··· Entries supplied
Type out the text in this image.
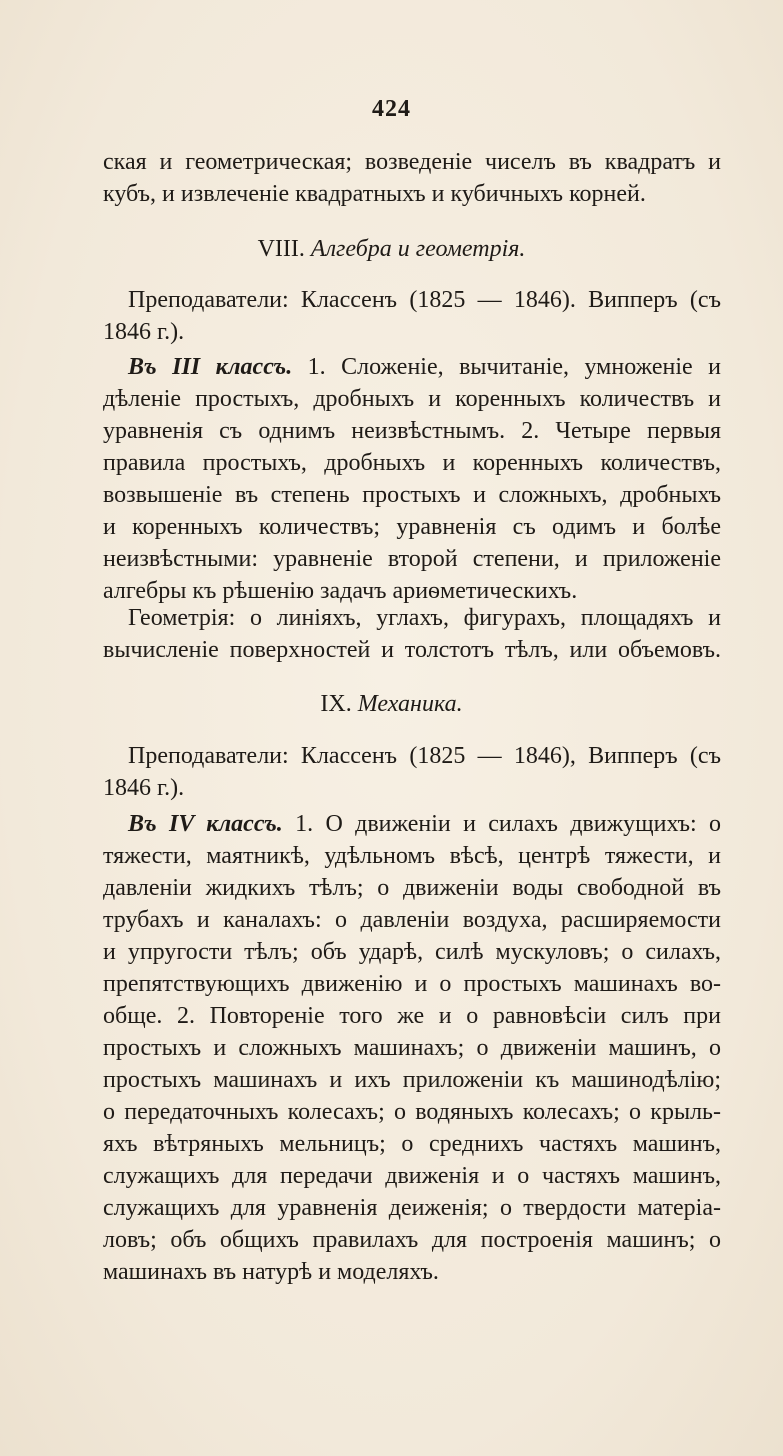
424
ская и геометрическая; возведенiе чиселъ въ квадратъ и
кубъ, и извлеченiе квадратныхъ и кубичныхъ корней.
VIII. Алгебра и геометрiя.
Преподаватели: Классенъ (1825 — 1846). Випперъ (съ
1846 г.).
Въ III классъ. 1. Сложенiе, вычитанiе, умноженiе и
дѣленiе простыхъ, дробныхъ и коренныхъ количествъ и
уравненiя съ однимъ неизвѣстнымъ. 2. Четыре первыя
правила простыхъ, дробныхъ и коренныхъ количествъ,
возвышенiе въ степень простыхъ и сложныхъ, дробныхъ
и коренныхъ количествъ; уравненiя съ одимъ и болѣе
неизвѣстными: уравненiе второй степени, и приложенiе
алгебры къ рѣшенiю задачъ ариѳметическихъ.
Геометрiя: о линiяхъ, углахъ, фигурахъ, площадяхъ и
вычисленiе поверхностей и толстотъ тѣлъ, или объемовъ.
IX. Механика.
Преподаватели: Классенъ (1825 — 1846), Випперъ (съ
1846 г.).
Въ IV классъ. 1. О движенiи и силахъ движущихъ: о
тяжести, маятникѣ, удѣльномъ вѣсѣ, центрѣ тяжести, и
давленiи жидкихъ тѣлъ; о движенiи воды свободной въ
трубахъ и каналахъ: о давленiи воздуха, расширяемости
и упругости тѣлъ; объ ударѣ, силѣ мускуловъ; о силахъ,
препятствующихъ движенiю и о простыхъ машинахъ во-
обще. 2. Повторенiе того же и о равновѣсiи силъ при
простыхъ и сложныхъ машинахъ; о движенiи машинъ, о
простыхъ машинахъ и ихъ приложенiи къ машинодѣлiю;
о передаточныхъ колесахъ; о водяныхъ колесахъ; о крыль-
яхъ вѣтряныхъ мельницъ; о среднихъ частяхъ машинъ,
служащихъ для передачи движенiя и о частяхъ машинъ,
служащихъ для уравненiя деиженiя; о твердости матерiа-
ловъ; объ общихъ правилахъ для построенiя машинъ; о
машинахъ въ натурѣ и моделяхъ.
······
··· Entries supplied
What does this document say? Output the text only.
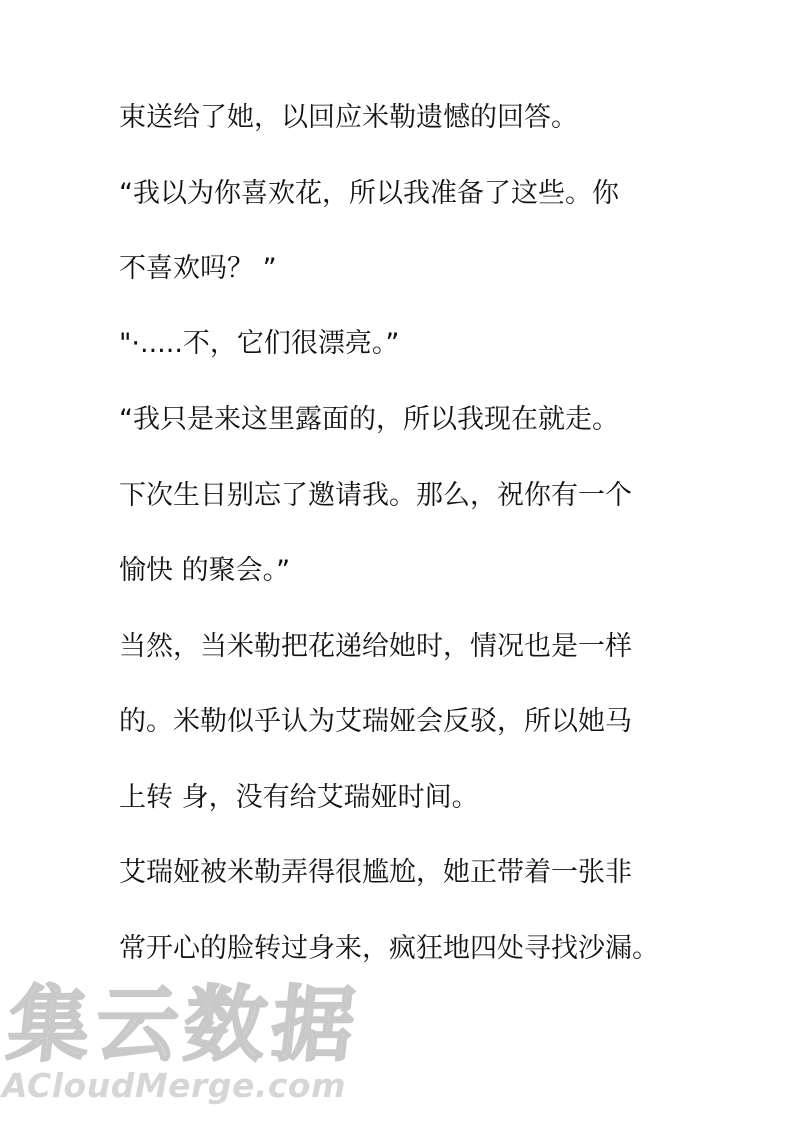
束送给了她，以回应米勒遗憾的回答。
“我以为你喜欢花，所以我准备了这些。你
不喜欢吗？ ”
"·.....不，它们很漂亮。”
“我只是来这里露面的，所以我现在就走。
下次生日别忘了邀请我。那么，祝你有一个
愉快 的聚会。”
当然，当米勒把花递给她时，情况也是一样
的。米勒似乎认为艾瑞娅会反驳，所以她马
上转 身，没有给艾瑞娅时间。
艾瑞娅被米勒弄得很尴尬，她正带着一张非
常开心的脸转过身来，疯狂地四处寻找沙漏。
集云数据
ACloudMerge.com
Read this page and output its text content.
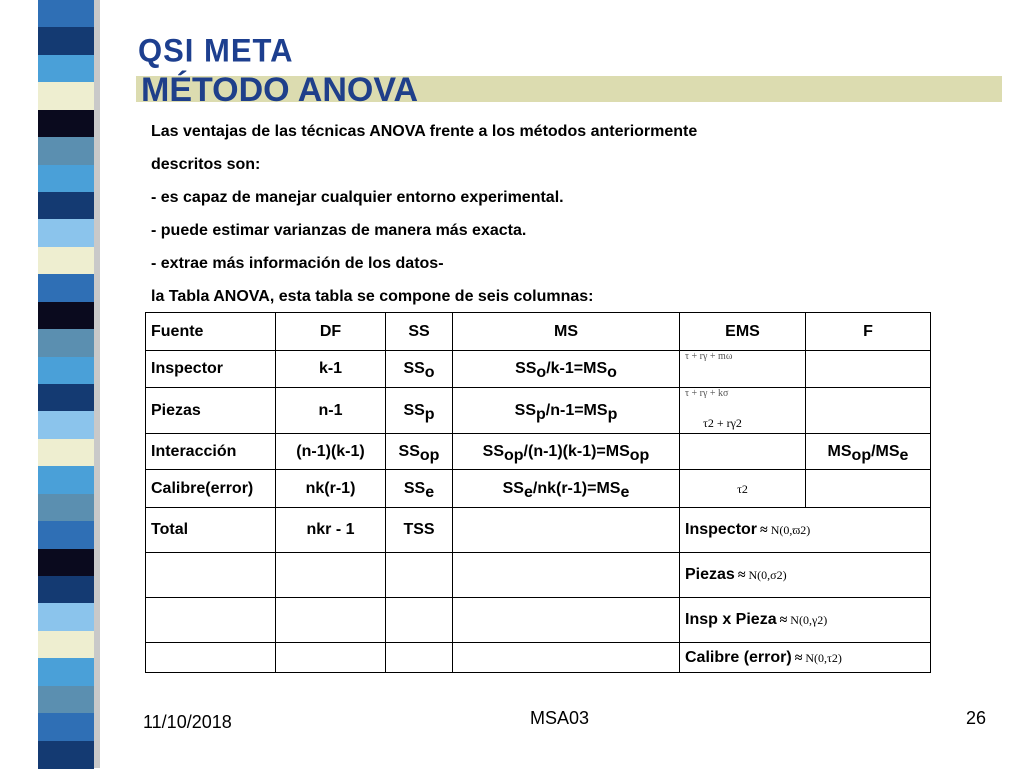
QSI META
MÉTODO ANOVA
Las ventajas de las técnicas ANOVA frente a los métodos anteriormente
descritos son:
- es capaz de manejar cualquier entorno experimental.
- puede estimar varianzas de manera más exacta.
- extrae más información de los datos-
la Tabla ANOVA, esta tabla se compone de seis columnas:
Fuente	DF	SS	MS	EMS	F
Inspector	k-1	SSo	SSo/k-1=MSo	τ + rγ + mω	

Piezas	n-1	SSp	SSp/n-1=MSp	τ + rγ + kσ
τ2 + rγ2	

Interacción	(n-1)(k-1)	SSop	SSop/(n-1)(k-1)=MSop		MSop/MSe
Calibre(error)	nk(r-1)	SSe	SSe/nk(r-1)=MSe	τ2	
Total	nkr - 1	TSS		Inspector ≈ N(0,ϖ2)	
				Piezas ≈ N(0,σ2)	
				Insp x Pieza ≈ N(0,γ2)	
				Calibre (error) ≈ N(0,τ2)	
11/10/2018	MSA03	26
······
◆ Task to complete:
Search the listing for the word "частяхъ". Copy every line in which it occurs.

◆ Written answer:
яхъ вѣтряныхъ мельницъ; о среднихъ частяхъ машинъ,
служащихъ для передачи движенiя и о частяхъ машинъ,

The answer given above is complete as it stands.